» **GIVEN REQUEST**
Would you quote the material below in full and unchanged?

:: RAW RECORDS ::

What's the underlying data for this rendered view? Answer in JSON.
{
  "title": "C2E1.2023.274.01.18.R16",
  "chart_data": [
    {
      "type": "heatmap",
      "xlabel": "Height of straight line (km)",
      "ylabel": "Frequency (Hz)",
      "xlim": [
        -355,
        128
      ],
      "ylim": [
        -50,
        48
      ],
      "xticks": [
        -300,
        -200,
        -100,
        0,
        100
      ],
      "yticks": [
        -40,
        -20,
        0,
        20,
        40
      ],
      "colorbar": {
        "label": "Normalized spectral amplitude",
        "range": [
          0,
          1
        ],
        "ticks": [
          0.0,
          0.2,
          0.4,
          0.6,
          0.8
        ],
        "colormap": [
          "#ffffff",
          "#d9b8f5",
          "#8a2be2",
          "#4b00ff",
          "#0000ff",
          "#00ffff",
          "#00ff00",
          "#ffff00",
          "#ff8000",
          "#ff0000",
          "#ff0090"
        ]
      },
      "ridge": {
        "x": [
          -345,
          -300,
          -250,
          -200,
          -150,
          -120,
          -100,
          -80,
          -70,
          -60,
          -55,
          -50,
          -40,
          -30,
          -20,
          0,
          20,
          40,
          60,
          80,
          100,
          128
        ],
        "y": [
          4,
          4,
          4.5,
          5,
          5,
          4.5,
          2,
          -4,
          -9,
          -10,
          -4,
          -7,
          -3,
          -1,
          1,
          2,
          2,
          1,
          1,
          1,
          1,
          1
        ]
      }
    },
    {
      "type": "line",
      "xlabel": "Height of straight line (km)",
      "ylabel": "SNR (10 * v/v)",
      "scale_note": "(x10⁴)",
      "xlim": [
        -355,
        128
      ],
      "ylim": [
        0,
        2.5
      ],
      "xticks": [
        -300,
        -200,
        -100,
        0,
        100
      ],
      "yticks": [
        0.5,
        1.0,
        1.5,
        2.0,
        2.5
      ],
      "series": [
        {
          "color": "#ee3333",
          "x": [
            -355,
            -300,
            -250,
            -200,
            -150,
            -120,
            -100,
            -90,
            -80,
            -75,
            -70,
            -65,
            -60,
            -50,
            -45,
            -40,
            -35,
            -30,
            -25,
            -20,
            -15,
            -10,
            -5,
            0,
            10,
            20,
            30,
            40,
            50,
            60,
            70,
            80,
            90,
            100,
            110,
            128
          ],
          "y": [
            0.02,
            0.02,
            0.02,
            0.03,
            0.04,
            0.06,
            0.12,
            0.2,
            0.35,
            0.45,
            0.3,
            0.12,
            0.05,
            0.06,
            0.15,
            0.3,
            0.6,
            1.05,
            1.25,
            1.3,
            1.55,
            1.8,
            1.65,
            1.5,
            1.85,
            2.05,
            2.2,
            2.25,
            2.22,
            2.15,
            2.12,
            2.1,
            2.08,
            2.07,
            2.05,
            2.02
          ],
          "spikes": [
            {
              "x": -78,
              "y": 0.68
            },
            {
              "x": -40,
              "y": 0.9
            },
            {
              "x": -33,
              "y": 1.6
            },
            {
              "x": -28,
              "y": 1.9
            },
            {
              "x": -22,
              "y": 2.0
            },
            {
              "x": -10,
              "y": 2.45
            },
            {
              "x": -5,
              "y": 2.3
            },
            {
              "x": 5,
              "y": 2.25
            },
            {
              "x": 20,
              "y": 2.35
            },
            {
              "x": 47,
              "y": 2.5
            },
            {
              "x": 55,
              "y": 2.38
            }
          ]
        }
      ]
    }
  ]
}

:::

» **THE SOLUTION**
What's the underlying data for this rendered view? Answer in JSON.
{
  "title": "C2E1.2023.274.01.18.R16",
  "chart_data": [
    {
      "type": "heatmap",
      "xlabel": "Height of straight line (km)",
      "ylabel": "Frequency (Hz)",
      "xlim": [
        -355,
        128
      ],
      "ylim": [
        -50,
        48
      ],
      "xticks": [
        -300,
        -200,
        -100,
        0,
        100
      ],
      "yticks": [
        -40,
        -20,
        0,
        20,
        40
      ],
      "colorbar": {
        "label": "Normalized spectral amplitude",
        "range": [
          0,
          1
        ],
        "ticks": [
          0.0,
          0.2,
          0.4,
          0.6,
          0.8
        ],
        "colormap": [
          "#ffffff",
          "#d9b8f5",
          "#8a2be2",
          "#4b00ff",
          "#0000ff",
          "#00ffff",
          "#00ff00",
          "#ffff00",
          "#ff8000",
          "#ff0000",
          "#ff0090"
        ]
      },
      "ridge": {
        "x": [
          -345,
          -300,
          -250,
          -200,
          -150,
          -120,
          -100,
          -80,
          -70,
          -60,
          -55,
          -50,
          -40,
          -30,
          -20,
          0,
          20,
          40,
          60,
          80,
          100,
          128
        ],
        "y": [
          4,
          4,
          4.5,
          5,
          5,
          4.5,
          2,
          -4,
          -9,
          -10,
          -4,
          -7,
          -3,
          -1,
          1,
          2,
          2,
          1,
          1,
          1,
          1,
          1
        ]
      }
    },
    {
      "type": "line",
      "xlabel": "Height of straight line (km)",
      "ylabel": "SNR (10 * v/v)",
      "scale_note": "(x10⁴)",
      "xlim": [
        -355,
        128
      ],
      "ylim": [
        0,
        2.5
      ],
      "xticks": [
        -300,
        -200,
        -100,
        0,
        100
      ],
      "yticks": [
        0.5,
        1.0,
        1.5,
        2.0,
        2.5
      ],
      "series": [
        {
          "color": "#ee3333",
          "x": [
            -355,
            -300,
            -250,
            -200,
            -150,
            -120,
            -100,
            -90,
            -80,
            -75,
            -70,
            -65,
            -60,
            -50,
            -45,
            -40,
            -35,
            -30,
            -25,
            -20,
            -15,
            -10,
            -5,
            0,
            10,
            20,
            30,
            40,
            50,
            60,
            70,
            80,
            90,
            100,
            110,
            128
          ],
          "y": [
            0.02,
            0.02,
            0.02,
            0.03,
            0.04,
            0.06,
            0.12,
            0.2,
            0.35,
            0.45,
            0.3,
            0.12,
            0.05,
            0.06,
            0.15,
            0.3,
            0.6,
            1.05,
            1.25,
            1.3,
            1.55,
            1.8,
            1.65,
            1.5,
            1.85,
            2.05,
            2.2,
            2.25,
            2.22,
            2.15,
            2.12,
            2.1,
            2.08,
            2.07,
            2.05,
            2.02
          ],
          "spikes": [
            {
              "x": -78,
              "y": 0.68
            },
            {
              "x": -40,
              "y": 0.9
            },
            {
              "x": -33,
              "y": 1.6
            },
            {
              "x": -28,
              "y": 1.9
            },
            {
              "x": -22,
              "y": 2.0
            },
            {
              "x": -10,
              "y": 2.45
            },
            {
              "x": -5,
              "y": 2.3
            },
            {
              "x": 5,
              "y": 2.25
            },
            {
              "x": 20,
              "y": 2.35
            },
            {
              "x": 47,
              "y": 2.5
            },
            {
              "x": 55,
              "y": 2.38
            }
          ]
        }
      ]
    }
  ]
}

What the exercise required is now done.